The present invention relates generally to entertainment systems, and relates more particularly to karaoke systems.
Karaoke systems have become increasingly popular means of entertainment at parties and other social events. However, cost-constraints limit the quality and capabilities of conventional private-use karaoke systems. For example, it is very difficult for conventional private-use karaoke systems to obtain original musical tracks for user performances (e.g., as opposed to musical tracks that are re-recorded by a karaoke system manufacturer and performed by anonymous artists in the same key as the original musical track). This limits the selection of music available to karaoke users. Furthermore, the selections that are available are often modified versions of the original works.
Moreover, many karaoke users would benefit from a system that provides a score or assessment of the user's performance, e.g., in comparison to the originally recorded track. However, presently available karaoke systems do not include this capability.
Thus, there is a need in the art for a method and apparatus for adapting original musical tracks for karaoke use.
In one embodiment, the present invention is a method and apparatus for adapting original musical tracks for karaoke use. In one embodiment, an original musical track is separated into vocal elements and non-vocal elements. The vocal elements are aligned with corresponding text transcriptions (e.g., text-based lyrics), and the aligned text-based lyrics are then displayed to a user while the non-vocal elements are simultaneously played in a manner that is synchronous with the display of the lyrics.
The teaching of the present invention can be readily understood by considering the following detailed description in conjunction with the accompanying drawings, in which:
To facilitate understanding, identical reference numerals have been used, where possible, to designate identical elements that are common to the figures.
The present invention relates to karaoke systems, including karaoke systems that may be implemented for private or home use (e.g., at private parties or other social gatherings). The method and apparatus of the present invention may be implemented to transform virtually any computing device (including a desktop computer, a laptop computer, a cellular telephone, a personal digital assistant (PDA), a wristwatch, a portable music player, a car stereo, a hi-fi/entertainment center, a television, a gaming console, a dedicated karaoke device, a digital video recorder (DVR), or a cable or satellite set stop box, among others) into a karaoke system capable of adapting original musical tracks for karaoke use. Moreover, the method and apparatus of the present invention may be implemented to “score” a user's performance based on a comparison to the original musical track.

[Extracted data]
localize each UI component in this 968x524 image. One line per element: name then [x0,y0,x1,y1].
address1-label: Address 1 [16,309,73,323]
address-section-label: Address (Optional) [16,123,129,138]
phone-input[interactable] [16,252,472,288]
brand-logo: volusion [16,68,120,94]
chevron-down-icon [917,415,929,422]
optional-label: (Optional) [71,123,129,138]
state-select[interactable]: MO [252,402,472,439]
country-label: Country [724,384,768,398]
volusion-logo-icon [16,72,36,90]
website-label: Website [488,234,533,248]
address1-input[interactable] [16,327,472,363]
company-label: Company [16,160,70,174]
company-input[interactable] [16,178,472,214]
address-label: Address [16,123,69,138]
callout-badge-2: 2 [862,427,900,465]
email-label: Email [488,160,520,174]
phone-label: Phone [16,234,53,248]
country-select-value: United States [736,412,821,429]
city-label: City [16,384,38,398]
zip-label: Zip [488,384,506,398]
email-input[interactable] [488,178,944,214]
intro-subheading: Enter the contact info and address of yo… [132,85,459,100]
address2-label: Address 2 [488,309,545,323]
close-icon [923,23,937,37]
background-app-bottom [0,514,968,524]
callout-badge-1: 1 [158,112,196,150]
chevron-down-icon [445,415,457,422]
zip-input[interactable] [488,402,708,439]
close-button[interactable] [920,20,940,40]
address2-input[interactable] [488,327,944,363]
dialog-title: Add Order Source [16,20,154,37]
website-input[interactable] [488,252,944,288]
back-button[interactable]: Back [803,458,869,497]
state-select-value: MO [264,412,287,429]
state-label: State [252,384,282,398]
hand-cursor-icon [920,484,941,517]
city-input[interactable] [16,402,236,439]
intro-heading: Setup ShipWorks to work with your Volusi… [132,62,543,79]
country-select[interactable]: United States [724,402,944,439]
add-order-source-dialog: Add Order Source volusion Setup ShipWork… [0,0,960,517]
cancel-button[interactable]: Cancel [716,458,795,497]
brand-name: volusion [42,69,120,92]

[What to do] Please render this sentence from the karaoke passage in Spanish: "This limits the selection of music available to karaoke users."

[Finished task] Esto limita la selección de música disponible para los usuarios de karaoke.